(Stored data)
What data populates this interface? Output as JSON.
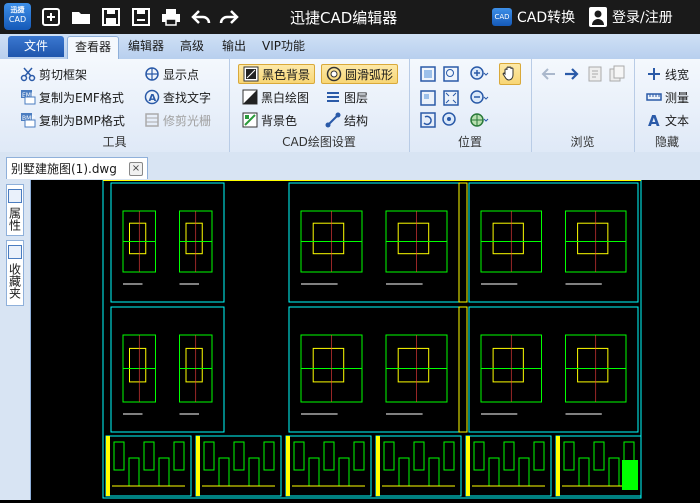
{
  "titlebar": {
    "logo_small": "迅捷",
    "logo_text": "CAD",
    "title": "迅捷CAD编辑器",
    "convert_icon": "CAD",
    "convert_label": "CAD转换",
    "login_label": "登录/注册"
  },
  "menu": {
    "file": "文件",
    "tabs": [
      "查看器",
      "编辑器",
      "高级",
      "输出",
      "VIP功能"
    ]
  },
  "ribbon": {
    "tools": {
      "label": "工具",
      "items": [
        "剪切框架",
        "复制为EMF格式",
        "复制为BMP格式",
        "显示点",
        "查找文字",
        "修剪光栅"
      ]
    },
    "cad_settings": {
      "label": "CAD绘图设置",
      "items": [
        "黑色背景",
        "黑白绘图",
        "背景色",
        "圆滑弧形",
        "图层",
        "结构"
      ]
    },
    "position": {
      "label": "位置"
    },
    "browse": {
      "label": "浏览"
    },
    "hide": {
      "label": "隐藏",
      "items": [
        "线宽",
        "测量",
        "文本"
      ]
    }
  },
  "document": {
    "tab_name": "别墅建施图(1).dwg",
    "close": "×"
  },
  "side_panel": {
    "tabs": [
      "属性",
      "收藏夹"
    ]
  },
  "colors": {
    "drawing_frame": "#00ffff",
    "drawing_green": "#00ff00",
    "drawing_yellow": "#ffff00",
    "accent": "#1f56ad"
  }
}
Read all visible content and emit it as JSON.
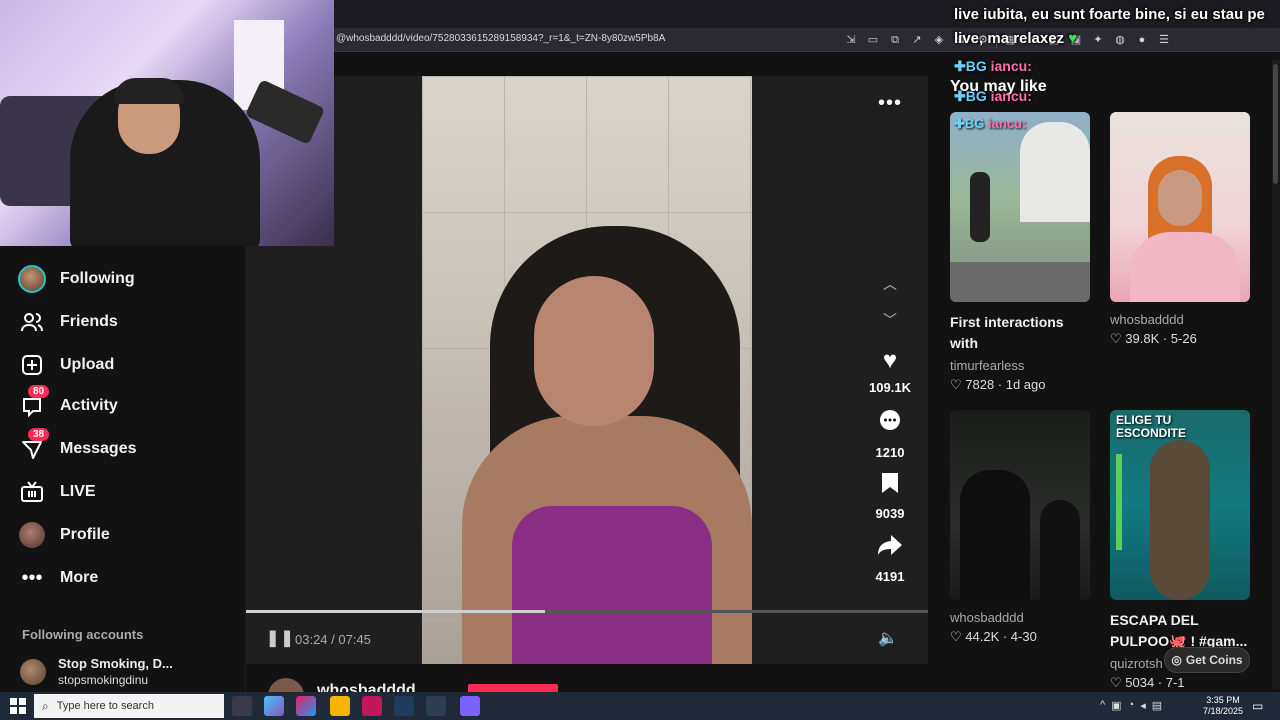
{
  "browser": {
    "url": "@whosbadddd/video/7528033615289158934?_r=1&_t=ZN-8y80zw5Pb8A"
  },
  "chat": {
    "line1": "live iubita, eu sunt foarte bine, si eu stau pe",
    "line2": "live, ma relaxez",
    "user1": "iancu:",
    "user2": "iancu:",
    "user3": "iancu:"
  },
  "sidebar": {
    "items": [
      {
        "label": "Following",
        "icon": "avatar-icon"
      },
      {
        "label": "Friends",
        "icon": "friends-icon"
      },
      {
        "label": "Upload",
        "icon": "plus-square-icon"
      },
      {
        "label": "Activity",
        "icon": "inbox-icon",
        "badge": "80"
      },
      {
        "label": "Messages",
        "icon": "send-icon",
        "badge": "38"
      },
      {
        "label": "LIVE",
        "icon": "live-tv-icon"
      },
      {
        "label": "Profile",
        "icon": "profile-avatar-icon"
      },
      {
        "label": "More",
        "icon": "more-dots-icon"
      }
    ],
    "following_accounts_title": "Following accounts",
    "account": {
      "name": "Stop Smoking, D...",
      "handle": "stopsmokingdinu"
    }
  },
  "video": {
    "actions": {
      "likes": "109.1K",
      "comments": "1210",
      "saves": "9039",
      "shares": "4191"
    },
    "time_current": "03:24",
    "time_total": "07:45",
    "time_text": "03:24 / 07:45",
    "progress": 0.439,
    "author": "whosbadddd"
  },
  "may_like": {
    "title": "You may like",
    "cards": [
      {
        "title": "First interactions with @IShowSpeed...",
        "author": "timurfearless",
        "likes": "7828",
        "age": "1d ago",
        "stats": "♡ 7828 · 1d ago"
      },
      {
        "title": "",
        "author": "whosbadddd",
        "likes": "39.8K",
        "age": "5-26",
        "stats": "♡ 39.8K · 5-26"
      },
      {
        "title": "",
        "author": "whosbadddd",
        "likes": "44.2K",
        "age": "4-30",
        "stats": "♡ 44.2K · 4-30"
      },
      {
        "title": "ESCAPA DEL PULPOO🐙 ! #gam...",
        "author": "quizrotsh",
        "likes": "5034",
        "age": "7-1",
        "stats": "♡ 5034 · 7-1"
      }
    ],
    "thumb3_text": "ELIGE TU ESCONDITE"
  },
  "get_coins": "Get Coins",
  "taskbar": {
    "search_placeholder": "Type here to search",
    "time": "3:35 PM",
    "date": "7/18/2025"
  },
  "colors": {
    "accent": "#fe2c55",
    "background": "#121212"
  }
}
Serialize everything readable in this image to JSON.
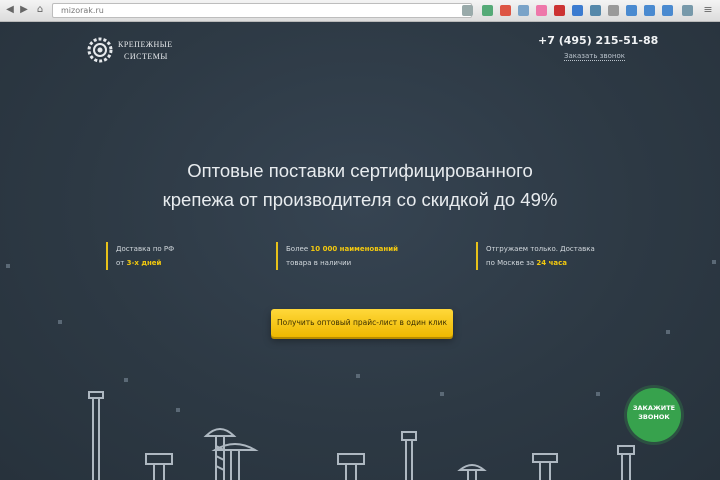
{
  "browser": {
    "url": "mizorak.ru"
  },
  "header": {
    "logo_line1": "КРЕПЕЖНЫЕ",
    "logo_line2": "СИСТЕМЫ",
    "phone": "+7 (495) 215-51-88",
    "callback_link": "Заказать звонок"
  },
  "hero": {
    "headline_line1": "Оптовые поставки сертифицированного",
    "headline_line2": "крепежа от производителя со скидкой до 49%"
  },
  "features": [
    {
      "line1_pre": "Доставка по РФ",
      "line1_hl": "",
      "line2_pre": "от ",
      "line2_hl": "3-х дней"
    },
    {
      "line1_pre": "Более ",
      "line1_hl": "10 000 наименований",
      "line2_pre": "товара в наличии",
      "line2_hl": ""
    },
    {
      "line1_pre": "Отгружаем только. Доставка",
      "line1_hl": "",
      "line2_pre": "по Москве за ",
      "line2_hl": "24 часа"
    }
  ],
  "cta": {
    "label": "Получить оптовый прайс-лист в один клик"
  },
  "badge": {
    "line1": "ЗАКАЖИТЕ",
    "line2": "ЗВОНОК"
  },
  "colors": {
    "accent": "#f3c90f",
    "background": "#2e3a45",
    "badge": "#37a24d"
  }
}
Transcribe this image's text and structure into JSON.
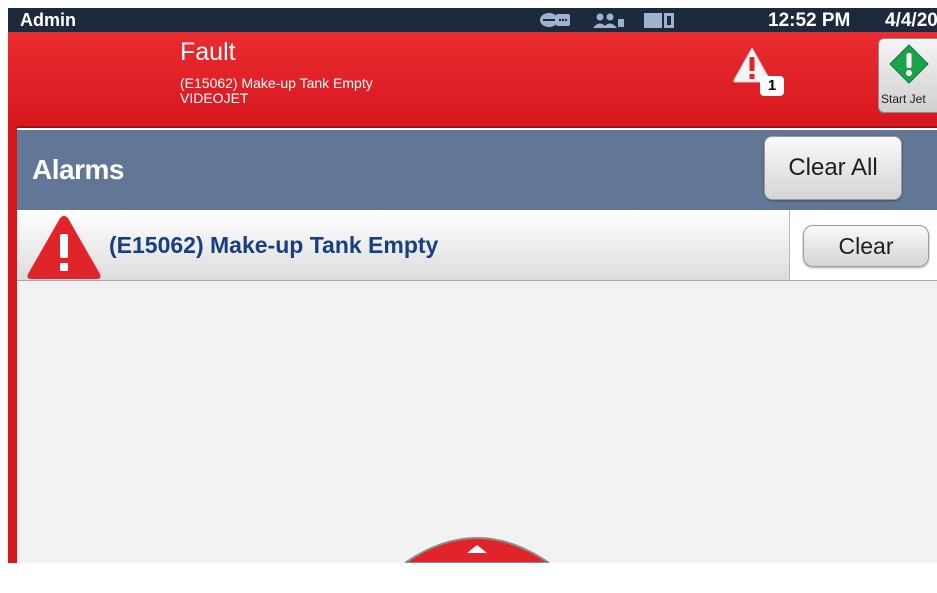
{
  "status_bar": {
    "user": "Admin",
    "time": "12:52 PM",
    "date": "4/4/20",
    "icons": [
      "connection-icon",
      "users-icon",
      "storage-icon"
    ]
  },
  "header": {
    "status": "Fault",
    "fault_code": "(E15062)  Make-up Tank Empty",
    "company": "VIDEOJET",
    "alarm_count": "1",
    "start_jet_label": "Start Jet"
  },
  "alarms_panel": {
    "title": "Alarms",
    "clear_all_label": "Clear All",
    "items": [
      {
        "message": "(E15062)  Make-up Tank Empty",
        "clear_label": "Clear",
        "severity": "fault"
      }
    ]
  },
  "colors": {
    "header_red": "#e0242a",
    "panel_blue": "#627795",
    "alarm_text": "#173f82",
    "status_bar": "#1d2a3e"
  }
}
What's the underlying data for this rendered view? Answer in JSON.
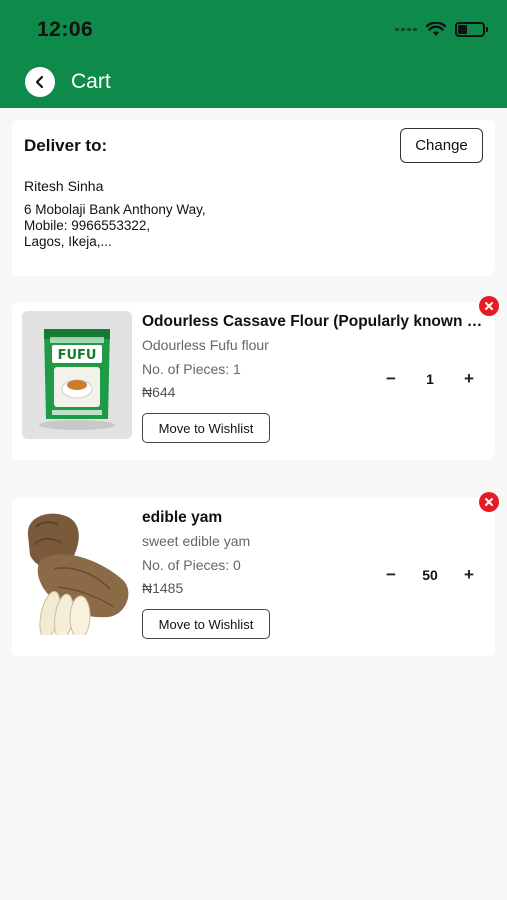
{
  "status_bar": {
    "time": "12:06"
  },
  "header": {
    "title": "Cart",
    "back_icon": "chevron-left-icon",
    "color": "#0e8a4a"
  },
  "address": {
    "label": "Deliver to:",
    "change_label": "Change",
    "name": "Ritesh Sinha",
    "lines": [
      "6 Mobolaji Bank Anthony Way,",
      "Mobile: 9966553322,",
      "Lagos, Ikeja,..."
    ]
  },
  "items": [
    {
      "name": "Odourless Cassave Flour (Popularly known as Fufu)",
      "description": "Odourless Fufu flour",
      "pieces": "No. of Pieces: 1",
      "price": "₦644",
      "quantity": "1",
      "wishlist_label": "Move to Wishlist",
      "image": "fufu-flour-package-image",
      "package_text": "FUFU"
    },
    {
      "name": "edible yam",
      "description": "sweet edible yam",
      "pieces": "No. of Pieces: 0",
      "price": "₦1485",
      "quantity": "50",
      "wishlist_label": "Move to Wishlist",
      "image": "yam-image"
    }
  ],
  "qty_controls": {
    "minus": "−",
    "plus": "+"
  },
  "colors": {
    "accent": "#0e8a4a",
    "remove": "#e61c24"
  }
}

▸ **Requirement**: Copy the records exactly. Skip the pictures.

▸ **Expected output**:
What data populates this interface? Output as JSON.
{
  "titlebar": {
    "logo_small": "迅捷",
    "logo_text": "CAD",
    "title": "迅捷CAD编辑器",
    "convert_icon": "CAD",
    "convert_label": "CAD转换",
    "login_label": "登录/注册"
  },
  "menu": {
    "file": "文件",
    "tabs": [
      "查看器",
      "编辑器",
      "高级",
      "输出",
      "VIP功能"
    ]
  },
  "ribbon": {
    "tools": {
      "label": "工具",
      "items": [
        "剪切框架",
        "复制为EMF格式",
        "复制为BMP格式",
        "显示点",
        "查找文字",
        "修剪光栅"
      ]
    },
    "cad_settings": {
      "label": "CAD绘图设置",
      "items": [
        "黑色背景",
        "黑白绘图",
        "背景色",
        "圆滑弧形",
        "图层",
        "结构"
      ]
    },
    "position": {
      "label": "位置"
    },
    "browse": {
      "label": "浏览"
    },
    "hide": {
      "label": "隐藏",
      "items": [
        "线宽",
        "测量",
        "文本"
      ]
    }
  },
  "document": {
    "tab_name": "别墅建施图(1).dwg",
    "close": "×"
  },
  "side_panel": {
    "tabs": [
      "属性",
      "收藏夹"
    ]
  },
  "colors": {
    "drawing_frame": "#00ffff",
    "drawing_green": "#00ff00",
    "drawing_yellow": "#ffff00",
    "accent": "#1f56ad"
  }
}
Read all visible content and emit it as JSON.
{
  "browser": {
    "url": "@whosbadddd/video/7528033615289158934?_r=1&_t=ZN-8y80zw5Pb8A"
  },
  "chat": {
    "line1": "live iubita, eu sunt foarte bine, si eu stau pe",
    "line2": "live, ma relaxez",
    "user1": "iancu:",
    "user2": "iancu:",
    "user3": "iancu:"
  },
  "sidebar": {
    "items": [
      {
        "label": "Following",
        "icon": "avatar-icon"
      },
      {
        "label": "Friends",
        "icon": "friends-icon"
      },
      {
        "label": "Upload",
        "icon": "plus-square-icon"
      },
      {
        "label": "Activity",
        "icon": "inbox-icon",
        "badge": "80"
      },
      {
        "label": "Messages",
        "icon": "send-icon",
        "badge": "38"
      },
      {
        "label": "LIVE",
        "icon": "live-tv-icon"
      },
      {
        "label": "Profile",
        "icon": "profile-avatar-icon"
      },
      {
        "label": "More",
        "icon": "more-dots-icon"
      }
    ],
    "following_accounts_title": "Following accounts",
    "account": {
      "name": "Stop Smoking, D...",
      "handle": "stopsmokingdinu"
    }
  },
  "video": {
    "actions": {
      "likes": "109.1K",
      "comments": "1210",
      "saves": "9039",
      "shares": "4191"
    },
    "time_current": "03:24",
    "time_total": "07:45",
    "time_text": "03:24 / 07:45",
    "progress": 0.439,
    "author": "whosbadddd"
  },
  "may_like": {
    "title": "You may like",
    "cards": [
      {
        "title": "First interactions with @IShowSpeed...",
        "author": "timurfearless",
        "likes": "7828",
        "age": "1d ago",
        "stats": "♡ 7828 · 1d ago"
      },
      {
        "title": "",
        "author": "whosbadddd",
        "likes": "39.8K",
        "age": "5-26",
        "stats": "♡ 39.8K · 5-26"
      },
      {
        "title": "",
        "author": "whosbadddd",
        "likes": "44.2K",
        "age": "4-30",
        "stats": "♡ 44.2K · 4-30"
      },
      {
        "title": "ESCAPA DEL PULPOO🐙 ! #gam...",
        "author": "quizrotsh",
        "likes": "5034",
        "age": "7-1",
        "stats": "♡ 5034 · 7-1"
      }
    ],
    "thumb3_text": "ELIGE TU ESCONDITE"
  },
  "get_coins": "Get Coins",
  "taskbar": {
    "search_placeholder": "Type here to search",
    "time": "3:35 PM",
    "date": "7/18/2025"
  },
  "colors": {
    "accent": "#fe2c55",
    "background": "#121212"
  }
}
Serialize everything readable in this image to JSON.
{
  "browser": {
    "url": "mizorak.ru"
  },
  "header": {
    "logo_line1": "КРЕПЕЖНЫЕ",
    "logo_line2": "СИСТЕМЫ",
    "phone": "+7 (495) 215-51-88",
    "callback_link": "Заказать звонок"
  },
  "hero": {
    "headline_line1": "Оптовые поставки сертифицированного",
    "headline_line2": "крепежа от производителя со скидкой до 49%"
  },
  "features": [
    {
      "line1_pre": "Доставка по РФ",
      "line1_hl": "",
      "line2_pre": "от ",
      "line2_hl": "3-х дней"
    },
    {
      "line1_pre": "Более ",
      "line1_hl": "10 000 наименований",
      "line2_pre": "товара в наличии",
      "line2_hl": ""
    },
    {
      "line1_pre": "Отгружаем только. Доставка",
      "line1_hl": "",
      "line2_pre": "по Москве за ",
      "line2_hl": "24 часа"
    }
  ],
  "cta": {
    "label": "Получить оптовый прайс-лист в один клик"
  },
  "badge": {
    "line1": "ЗАКАЖИТЕ",
    "line2": "ЗВОНОК"
  },
  "colors": {
    "accent": "#f3c90f",
    "background": "#2e3a45",
    "badge": "#37a24d"
  }
}
Transcribe this image's text and structure into JSON.
{
  "status_bar": {
    "user": "Admin",
    "time": "12:52 PM",
    "date": "4/4/20",
    "icons": [
      "connection-icon",
      "users-icon",
      "storage-icon"
    ]
  },
  "header": {
    "status": "Fault",
    "fault_code": "(E15062)  Make-up Tank Empty",
    "company": "VIDEOJET",
    "alarm_count": "1",
    "start_jet_label": "Start Jet"
  },
  "alarms_panel": {
    "title": "Alarms",
    "clear_all_label": "Clear All",
    "items": [
      {
        "message": "(E15062)  Make-up Tank Empty",
        "clear_label": "Clear",
        "severity": "fault"
      }
    ]
  },
  "colors": {
    "header_red": "#e0242a",
    "panel_blue": "#627795",
    "alarm_text": "#173f82",
    "status_bar": "#1d2a3e"
  }
}
What's the underlying data for this rendered view? Answer in JSON.
{
  "status_bar": {
    "time": "12:06"
  },
  "header": {
    "title": "Cart",
    "back_icon": "chevron-left-icon",
    "color": "#0e8a4a"
  },
  "address": {
    "label": "Deliver to:",
    "change_label": "Change",
    "name": "Ritesh Sinha",
    "lines": [
      "6 Mobolaji Bank Anthony Way,",
      "Mobile: 9966553322,",
      "Lagos, Ikeja,..."
    ]
  },
  "items": [
    {
      "name": "Odourless Cassave Flour (Popularly known as Fufu)",
      "description": "Odourless Fufu flour",
      "pieces": "No. of Pieces: 1",
      "price": "₦644",
      "quantity": "1",
      "wishlist_label": "Move to Wishlist",
      "image": "fufu-flour-package-image",
      "package_text": "FUFU"
    },
    {
      "name": "edible yam",
      "description": "sweet edible yam",
      "pieces": "No. of Pieces: 0",
      "price": "₦1485",
      "quantity": "50",
      "wishlist_label": "Move to Wishlist",
      "image": "yam-image"
    }
  ],
  "qty_controls": {
    "minus": "−",
    "plus": "+"
  },
  "colors": {
    "accent": "#0e8a4a",
    "remove": "#e61c24"
  }
}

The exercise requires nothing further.